--- START ---

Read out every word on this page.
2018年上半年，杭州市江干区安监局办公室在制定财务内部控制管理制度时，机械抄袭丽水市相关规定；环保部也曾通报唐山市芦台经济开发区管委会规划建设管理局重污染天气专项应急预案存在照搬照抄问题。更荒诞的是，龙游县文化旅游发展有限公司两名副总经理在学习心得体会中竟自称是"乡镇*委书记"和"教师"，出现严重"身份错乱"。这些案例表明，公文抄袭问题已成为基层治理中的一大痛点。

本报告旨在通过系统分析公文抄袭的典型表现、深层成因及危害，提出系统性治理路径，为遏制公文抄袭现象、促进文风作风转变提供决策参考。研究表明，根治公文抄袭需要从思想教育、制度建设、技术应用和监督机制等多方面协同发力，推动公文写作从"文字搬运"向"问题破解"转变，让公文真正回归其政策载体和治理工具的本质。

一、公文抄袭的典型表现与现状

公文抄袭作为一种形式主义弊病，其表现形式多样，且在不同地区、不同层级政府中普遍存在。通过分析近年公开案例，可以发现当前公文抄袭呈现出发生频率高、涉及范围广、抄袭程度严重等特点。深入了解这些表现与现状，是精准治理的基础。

--- END ---

AIM OF THE EXERCISE:
Each record must be returned exactly as it is written.

WRITTEN REPLY:
Read out every word on this page.
2018年上半年，杭州市江干区安监局办公室在制定财务内部控制管理制度时，机械抄袭丽水市相关规定；环保部也曾通报唐山市芦台经济开发区管委会规划建设管理局重污染天气专项应急预案存在照搬照抄问题。更荒诞的是，龙游县文化旅游发展有限公司两名副总经理在学习心得体会中竟自称是"乡镇*委书记"和"教师"，出现严重"身份错乱"。这些案例表明，公文抄袭问题已成为基层治理中的一大痛点。

本报告旨在通过系统分析公文抄袭的典型表现、深层成因及危害，提出系统性治理路径，为遏制公文抄袭现象、促进文风作风转变提供决策参考。研究表明，根治公文抄袭需要从思想教育、制度建设、技术应用和监督机制等多方面协同发力，推动公文写作从"文字搬运"向"问题破解"转变，让公文真正回归其政策载体和治理工具的本质。

一、公文抄袭的典型表现与现状

公文抄袭作为一种形式主义弊病，其表现形式多样，且在不同地区、不同层级政府中普遍存在。通过分析近年公开案例，可以发现当前公文抄袭呈现出发生频率高、涉及范围广、抄袭程度严重等特点。深入了解这些表现与现状，是精准治理的基础。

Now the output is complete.